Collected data
• • • • •

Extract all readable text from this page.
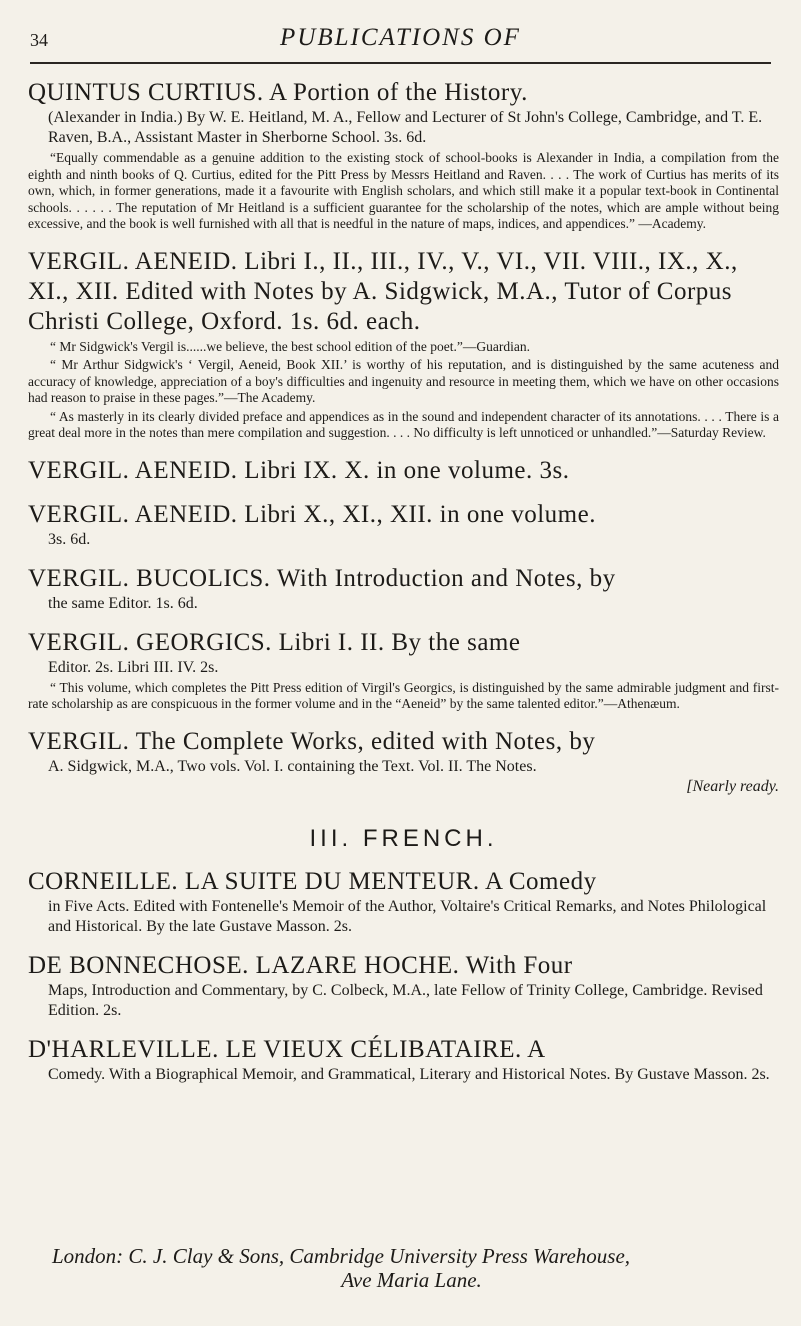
34	PUBLICATIONS OF

QUINTUS CURTIUS. A Portion of the History.

(Alexander in India.) By W. E. Heitland, M. A., Fellow and Lecturer of St John's College, Cambridge, and T. E. Raven, B.A., Assistant Master in Sherborne School. 3s. 6d.

“Equally commendable as a genuine addition to the existing stock of school-books is Alexander in India, a compilation from the eighth and ninth books of Q. Curtius, edited for the Pitt Press by Messrs Heitland and Raven. . . . The work of Curtius has merits of its own, which, in former generations, made it a favourite with English scholars, and which still make it a popular text-book in Continental schools. . . . . . The reputation of Mr Heitland is a sufficient guarantee for the scholarship of the notes, which are ample without being excessive, and the book is well furnished with all that is needful in the nature of maps, indices, and appendices.” —Academy.

VERGIL. AENEID. Libri I., II., III., IV., V., VI., VII. VIII., IX., X., XI., XII. Edited with Notes by A. Sidgwick, M.A., Tutor of Corpus Christi College, Oxford. 1s. 6d. each.

“ Mr Sidgwick's Vergil is......we believe, the best school edition of the poet.”—Guardian.

“ Mr Arthur Sidgwick's ‘ Vergil, Aeneid, Book XII.’ is worthy of his reputation, and is distinguished by the same acuteness and accuracy of knowledge, appreciation of a boy's difficulties and ingenuity and resource in meeting them, which we have on other occasions had reason to praise in these pages.”—The Academy.

“ As masterly in its clearly divided preface and appendices as in the sound and independent character of its annotations. . . . There is a great deal more in the notes than mere compilation and suggestion. . . . No difficulty is left unnoticed or unhandled.”—Saturday Review.

VERGIL. AENEID. Libri IX. X. in one volume. 3s.

VERGIL. AENEID. Libri X., XI., XII. in one volume.

3s. 6d.

VERGIL. BUCOLICS. With Introduction and Notes, by

the same Editor. 1s. 6d.

VERGIL. GEORGICS. Libri I. II. By the same

Editor. 2s. Libri III. IV. 2s.

“ This volume, which completes the Pitt Press edition of Virgil's Georgics, is distinguished by the same admirable judgment and first-rate scholarship as are conspicuous in the former volume and in the “Aeneid” by the same talented editor.”—Athenæum.

VERGIL. The Complete Works, edited with Notes, by

A. Sidgwick, M.A., Two vols. Vol. I. containing the Text. Vol. II. The Notes.

[Nearly ready.

III. FRENCH.

CORNEILLE. LA SUITE DU MENTEUR. A Comedy

in Five Acts. Edited with Fontenelle's Memoir of the Author, Voltaire's Critical Remarks, and Notes Philological and Historical. By the late Gustave Masson. 2s.

DE BONNECHOSE. LAZARE HOCHE. With Four

Maps, Introduction and Commentary, by C. Colbeck, M.A., late Fellow of Trinity College, Cambridge. Revised Edition. 2s.

D'HARLEVILLE. LE VIEUX CÉLIBATAIRE. A

Comedy. With a Biographical Memoir, and Grammatical, Literary and Historical Notes. By Gustave Masson. 2s.

London: C. J. Clay & Sons, Cambridge University Press Warehouse,
Ave Maria Lane.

• • • • •

#### Goal of the exercise
Transcribe all the records above word for word, without their images.

#### Solution to this task
Extract all readable text from this page.
34	PUBLICATIONS OF

QUINTUS CURTIUS. A Portion of the History.

(Alexander in India.) By W. E. Heitland, M. A., Fellow and Lecturer of St John's College, Cambridge, and T. E. Raven, B.A., Assistant Master in Sherborne School. 3s. 6d.

“Equally commendable as a genuine addition to the existing stock of school-books is Alexander in India, a compilation from the eighth and ninth books of Q. Curtius, edited for the Pitt Press by Messrs Heitland and Raven. . . . The work of Curtius has merits of its own, which, in former generations, made it a favourite with English scholars, and which still make it a popular text-book in Continental schools. . . . . . The reputation of Mr Heitland is a sufficient guarantee for the scholarship of the notes, which are ample without being excessive, and the book is well furnished with all that is needful in the nature of maps, indices, and appendices.” —Academy.

VERGIL. AENEID. Libri I., II., III., IV., V., VI., VII. VIII., IX., X., XI., XII. Edited with Notes by A. Sidgwick, M.A., Tutor of Corpus Christi College, Oxford. 1s. 6d. each.

“ Mr Sidgwick's Vergil is......we believe, the best school edition of the poet.”—Guardian.

“ Mr Arthur Sidgwick's ‘ Vergil, Aeneid, Book XII.’ is worthy of his reputation, and is distinguished by the same acuteness and accuracy of knowledge, appreciation of a boy's difficulties and ingenuity and resource in meeting them, which we have on other occasions had reason to praise in these pages.”—The Academy.

“ As masterly in its clearly divided preface and appendices as in the sound and independent character of its annotations. . . . There is a great deal more in the notes than mere compilation and suggestion. . . . No difficulty is left unnoticed or unhandled.”—Saturday Review.

VERGIL. AENEID. Libri IX. X. in one volume. 3s.

VERGIL. AENEID. Libri X., XI., XII. in one volume.

3s. 6d.

VERGIL. BUCOLICS. With Introduction and Notes, by

the same Editor. 1s. 6d.

VERGIL. GEORGICS. Libri I. II. By the same

Editor. 2s. Libri III. IV. 2s.

“ This volume, which completes the Pitt Press edition of Virgil's Georgics, is distinguished by the same admirable judgment and first-rate scholarship as are conspicuous in the former volume and in the “Aeneid” by the same talented editor.”—Athenæum.

VERGIL. The Complete Works, edited with Notes, by

A. Sidgwick, M.A., Two vols. Vol. I. containing the Text. Vol. II. The Notes.

[Nearly ready.

III. FRENCH.

CORNEILLE. LA SUITE DU MENTEUR. A Comedy

in Five Acts. Edited with Fontenelle's Memoir of the Author, Voltaire's Critical Remarks, and Notes Philological and Historical. By the late Gustave Masson. 2s.

DE BONNECHOSE. LAZARE HOCHE. With Four

Maps, Introduction and Commentary, by C. Colbeck, M.A., late Fellow of Trinity College, Cambridge. Revised Edition. 2s.

D'HARLEVILLE. LE VIEUX CÉLIBATAIRE. A

Comedy. With a Biographical Memoir, and Grammatical, Literary and Historical Notes. By Gustave Masson. 2s.

London: C. J. Clay & Sons, Cambridge University Press Warehouse,
Ave Maria Lane.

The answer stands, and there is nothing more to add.